WHAT THE TASK ASKS =>
Repeat the records word for word, excluding any picture.

Data entries:
▬▬▬▬▬▬
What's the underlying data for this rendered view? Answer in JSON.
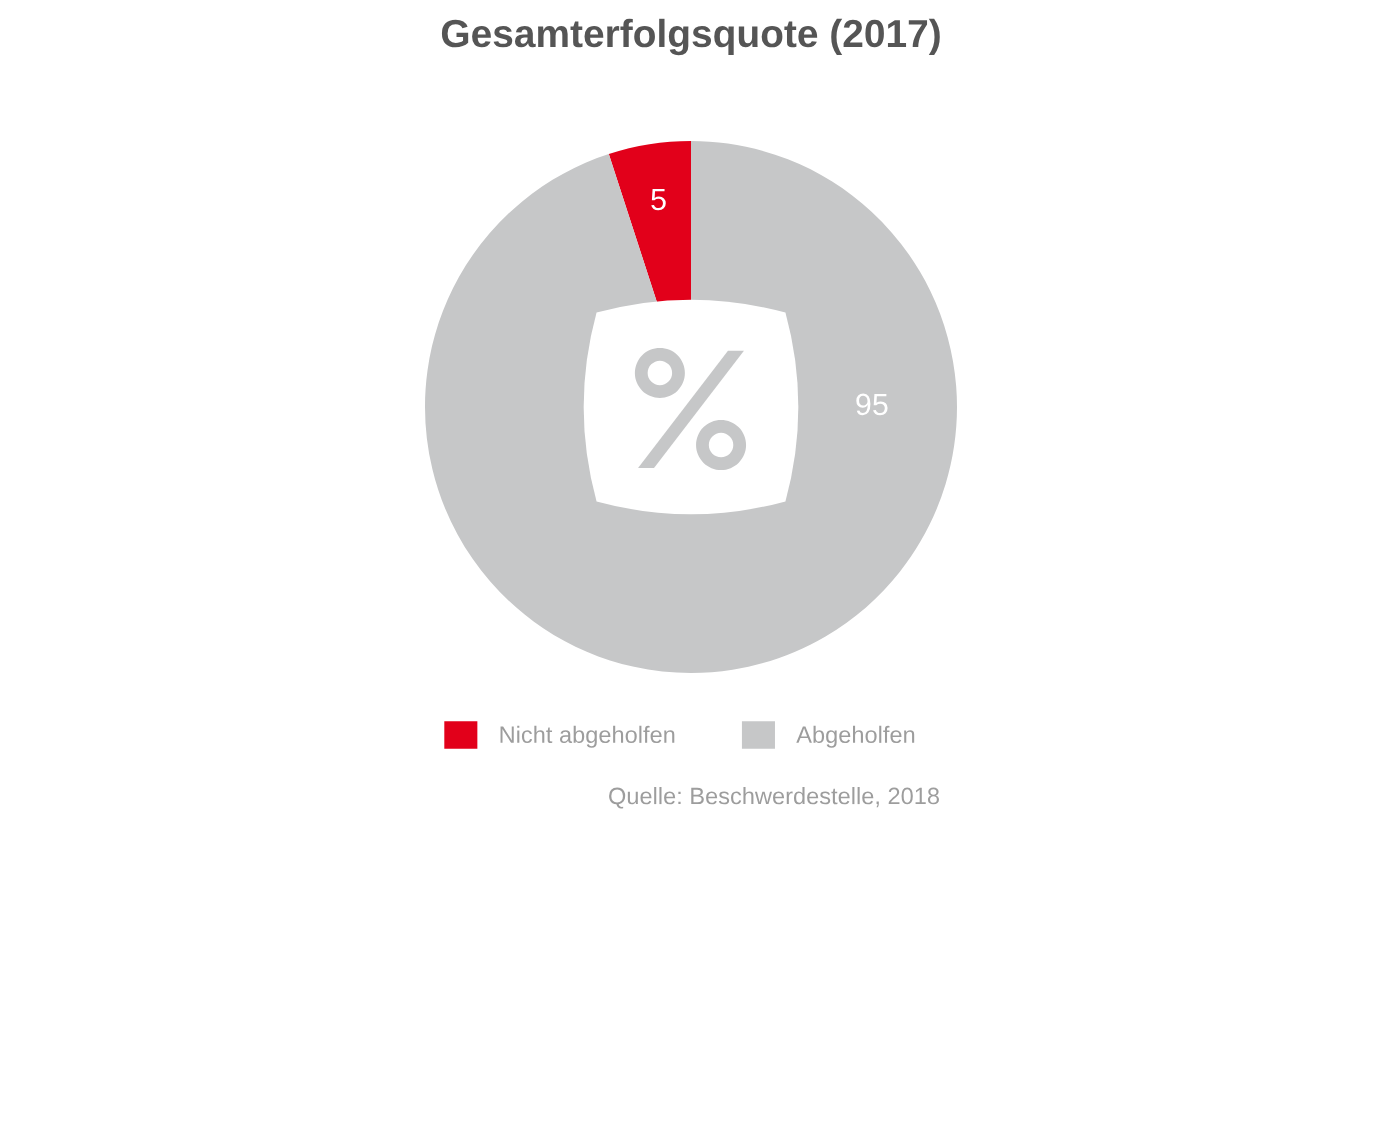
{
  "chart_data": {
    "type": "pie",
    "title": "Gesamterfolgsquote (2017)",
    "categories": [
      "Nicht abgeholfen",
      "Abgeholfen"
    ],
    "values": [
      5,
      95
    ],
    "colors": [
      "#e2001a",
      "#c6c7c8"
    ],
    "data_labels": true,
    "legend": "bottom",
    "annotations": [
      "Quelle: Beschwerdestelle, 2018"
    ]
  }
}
▬▬▬▬▬▬
EXERCISE SOLUTION =>
What's the underlying data for this rendered view? Answer in JSON.
{
  "chart_data": {
    "type": "pie",
    "title": "Gesamterfolgsquote (2017)",
    "categories": [
      "Nicht abgeholfen",
      "Abgeholfen"
    ],
    "values": [
      5,
      95
    ],
    "colors": [
      "#e2001a",
      "#c6c7c8"
    ],
    "data_labels": true,
    "legend": "bottom",
    "annotations": [
      "Quelle: Beschwerdestelle, 2018"
    ]
  }
}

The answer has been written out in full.